[Begin]

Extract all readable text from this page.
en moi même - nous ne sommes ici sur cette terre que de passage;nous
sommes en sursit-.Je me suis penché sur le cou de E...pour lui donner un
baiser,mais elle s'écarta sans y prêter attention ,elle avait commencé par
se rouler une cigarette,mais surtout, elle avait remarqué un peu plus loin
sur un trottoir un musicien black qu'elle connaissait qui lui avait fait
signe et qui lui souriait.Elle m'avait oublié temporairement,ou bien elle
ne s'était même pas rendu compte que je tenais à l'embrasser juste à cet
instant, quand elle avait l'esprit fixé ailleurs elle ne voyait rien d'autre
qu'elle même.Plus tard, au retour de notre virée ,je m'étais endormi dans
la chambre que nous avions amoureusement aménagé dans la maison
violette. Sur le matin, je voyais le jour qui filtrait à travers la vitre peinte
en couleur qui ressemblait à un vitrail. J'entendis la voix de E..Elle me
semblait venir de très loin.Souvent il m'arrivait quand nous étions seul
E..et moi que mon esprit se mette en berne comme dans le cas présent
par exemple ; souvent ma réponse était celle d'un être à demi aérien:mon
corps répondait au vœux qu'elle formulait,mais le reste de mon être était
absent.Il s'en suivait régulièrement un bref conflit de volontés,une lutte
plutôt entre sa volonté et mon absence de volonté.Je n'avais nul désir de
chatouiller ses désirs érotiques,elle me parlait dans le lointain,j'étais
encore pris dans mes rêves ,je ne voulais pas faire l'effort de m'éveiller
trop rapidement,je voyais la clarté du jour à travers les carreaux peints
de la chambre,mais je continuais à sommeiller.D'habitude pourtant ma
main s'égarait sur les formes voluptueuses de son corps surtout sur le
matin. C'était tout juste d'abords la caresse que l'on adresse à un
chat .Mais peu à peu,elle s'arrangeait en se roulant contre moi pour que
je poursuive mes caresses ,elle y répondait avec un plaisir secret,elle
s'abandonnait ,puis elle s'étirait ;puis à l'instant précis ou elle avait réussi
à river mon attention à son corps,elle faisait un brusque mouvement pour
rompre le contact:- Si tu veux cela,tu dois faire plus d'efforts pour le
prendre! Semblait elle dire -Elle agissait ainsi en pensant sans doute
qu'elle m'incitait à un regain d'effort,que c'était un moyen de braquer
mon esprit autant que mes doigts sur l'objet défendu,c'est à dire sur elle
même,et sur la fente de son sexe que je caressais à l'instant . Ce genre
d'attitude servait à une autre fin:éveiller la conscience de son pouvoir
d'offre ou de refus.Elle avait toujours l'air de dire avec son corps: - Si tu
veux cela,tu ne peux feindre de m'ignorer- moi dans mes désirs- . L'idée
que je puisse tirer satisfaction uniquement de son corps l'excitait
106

[End]

DIRECTIONS FOR THIS TASK => Extract every line containing the string "voyais" from the material.

OUTPUT FOR THIS TASK =>
violette. Sur le matin, je voyais le jour qui filtrait à travers la vitre peinte
trop rapidement,je voyais la clarté du jour à travers les carreaux peints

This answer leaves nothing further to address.